• **Data records**
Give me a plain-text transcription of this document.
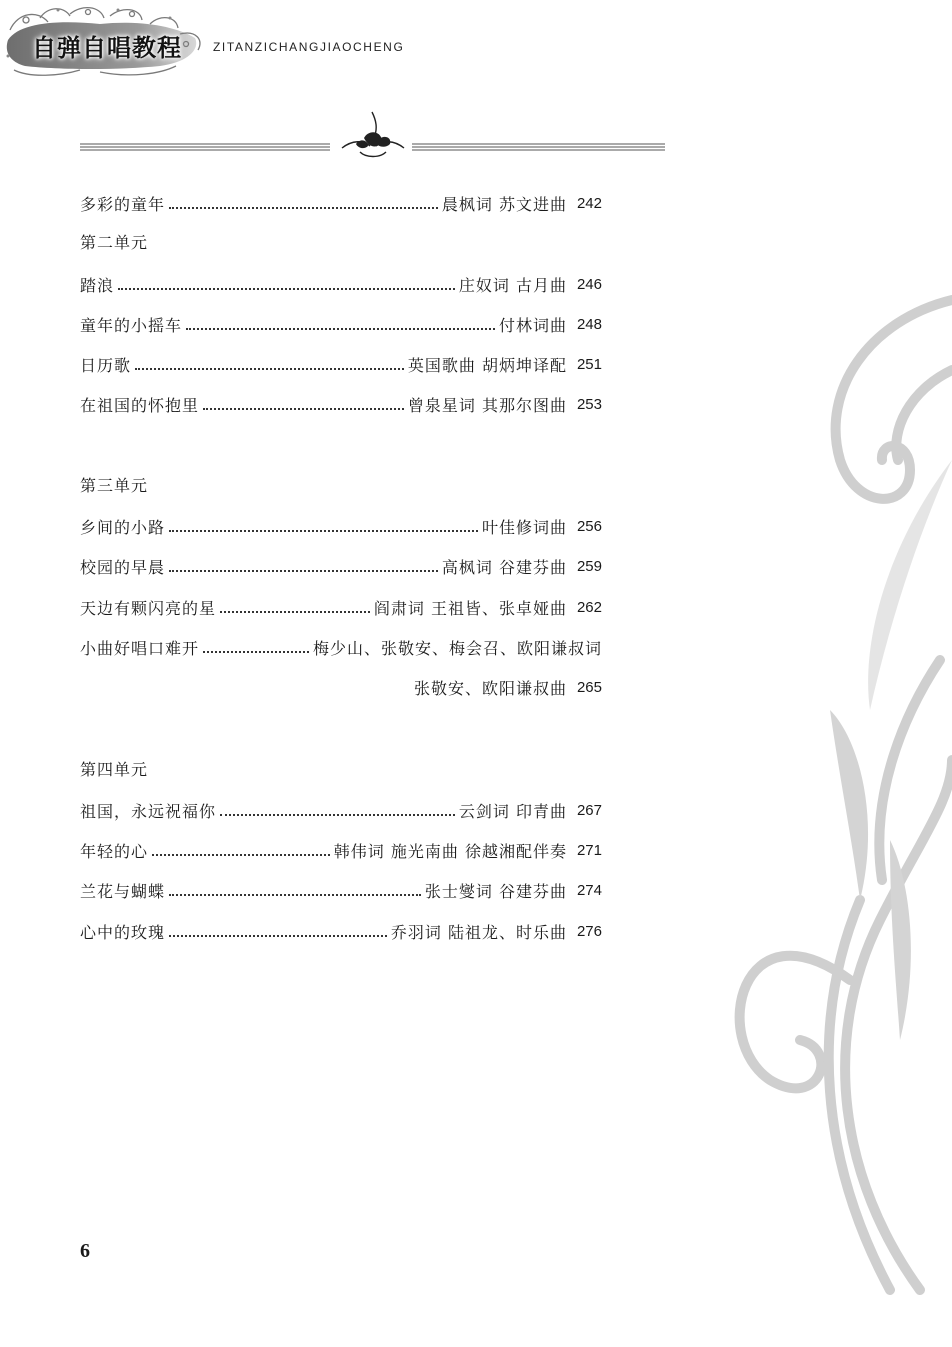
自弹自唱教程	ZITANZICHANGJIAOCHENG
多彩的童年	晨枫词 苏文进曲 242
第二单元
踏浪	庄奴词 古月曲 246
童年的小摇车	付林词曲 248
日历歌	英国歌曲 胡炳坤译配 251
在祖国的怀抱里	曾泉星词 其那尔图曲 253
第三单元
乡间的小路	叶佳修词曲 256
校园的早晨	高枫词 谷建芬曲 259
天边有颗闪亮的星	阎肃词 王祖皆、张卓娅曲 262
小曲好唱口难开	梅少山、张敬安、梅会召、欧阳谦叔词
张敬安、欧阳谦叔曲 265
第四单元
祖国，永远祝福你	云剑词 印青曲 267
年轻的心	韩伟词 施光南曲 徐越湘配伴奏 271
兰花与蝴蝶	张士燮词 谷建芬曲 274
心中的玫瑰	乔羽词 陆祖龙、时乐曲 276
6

• **Challenge**
Copy every line of the data exactly as written, excluding the pictures.

• **Exercise output**
Give me a plain-text transcription of this document.
自弹自唱教程	ZITANZICHANGJIAOCHENG
多彩的童年	晨枫词 苏文进曲 242
第二单元
踏浪	庄奴词 古月曲 246
童年的小摇车	付林词曲 248
日历歌	英国歌曲 胡炳坤译配 251
在祖国的怀抱里	曾泉星词 其那尔图曲 253
第三单元
乡间的小路	叶佳修词曲 256
校园的早晨	高枫词 谷建芬曲 259
天边有颗闪亮的星	阎肃词 王祖皆、张卓娅曲 262
小曲好唱口难开	梅少山、张敬安、梅会召、欧阳谦叔词
张敬安、欧阳谦叔曲 265
第四单元
祖国，永远祝福你	云剑词 印青曲 267
年轻的心	韩伟词 施光南曲 徐越湘配伴奏 271
兰花与蝴蝶	张士燮词 谷建芬曲 274
心中的玫瑰	乔羽词 陆祖龙、时乐曲 276
6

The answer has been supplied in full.